**Prompt**
Each entry below should be written out exactly as it is, with no pictures.

(Rows from a dataset)
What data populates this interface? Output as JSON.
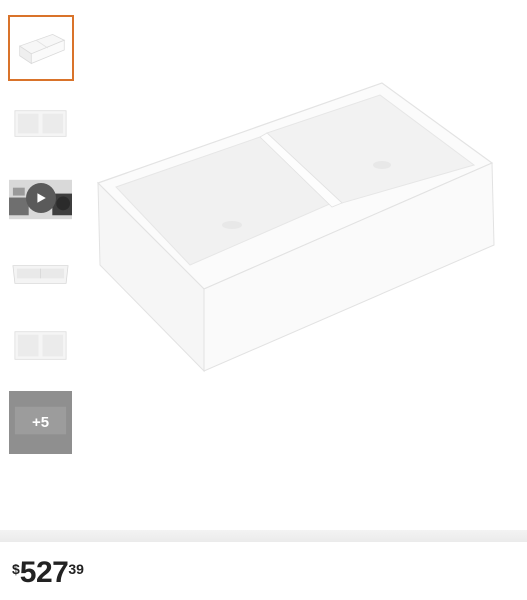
{
  "gallery": {
    "more_count_label": "+5",
    "selected_border_color": "#d9732a"
  },
  "price": {
    "currency": "$",
    "dollars": "527",
    "cents": "39"
  }
}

**Written solution**
What data populates this interface? Output as JSON.
{
  "gallery": {
    "more_count_label": "+5",
    "selected_border_color": "#d9732a"
  },
  "price": {
    "currency": "$",
    "dollars": "527",
    "cents": "39"
  }
}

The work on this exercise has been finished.